(begin)

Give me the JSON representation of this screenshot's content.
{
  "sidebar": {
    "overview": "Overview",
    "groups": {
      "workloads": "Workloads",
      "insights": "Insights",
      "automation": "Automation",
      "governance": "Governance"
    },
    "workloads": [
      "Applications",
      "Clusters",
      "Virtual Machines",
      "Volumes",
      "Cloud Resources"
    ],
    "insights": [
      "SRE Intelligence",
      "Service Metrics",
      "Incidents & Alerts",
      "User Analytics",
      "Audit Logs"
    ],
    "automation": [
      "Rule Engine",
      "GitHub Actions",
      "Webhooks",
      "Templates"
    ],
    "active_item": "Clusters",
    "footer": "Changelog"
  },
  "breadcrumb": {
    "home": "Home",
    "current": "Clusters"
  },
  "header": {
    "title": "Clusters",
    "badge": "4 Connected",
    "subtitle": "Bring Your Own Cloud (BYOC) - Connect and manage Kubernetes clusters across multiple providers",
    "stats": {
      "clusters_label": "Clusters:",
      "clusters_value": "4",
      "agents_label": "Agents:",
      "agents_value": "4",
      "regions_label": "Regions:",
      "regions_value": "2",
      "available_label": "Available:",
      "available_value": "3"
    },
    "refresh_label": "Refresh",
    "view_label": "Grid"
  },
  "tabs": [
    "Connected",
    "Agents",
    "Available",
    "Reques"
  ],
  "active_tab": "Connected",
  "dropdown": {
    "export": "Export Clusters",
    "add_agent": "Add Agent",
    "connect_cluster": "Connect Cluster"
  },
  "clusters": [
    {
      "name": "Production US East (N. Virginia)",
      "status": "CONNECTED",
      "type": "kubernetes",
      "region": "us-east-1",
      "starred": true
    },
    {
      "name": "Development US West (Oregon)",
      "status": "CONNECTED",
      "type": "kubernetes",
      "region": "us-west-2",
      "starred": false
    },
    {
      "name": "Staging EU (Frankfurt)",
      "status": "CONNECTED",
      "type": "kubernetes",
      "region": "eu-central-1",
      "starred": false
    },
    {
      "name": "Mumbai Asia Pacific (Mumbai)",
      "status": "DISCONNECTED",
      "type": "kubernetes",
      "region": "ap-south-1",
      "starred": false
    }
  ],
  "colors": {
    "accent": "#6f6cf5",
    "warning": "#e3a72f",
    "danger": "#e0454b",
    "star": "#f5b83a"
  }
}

(end)

### [Task description]
Work out the number of lines in this listing that include the word "Cloud". Reply with that number only.

### [The result]
2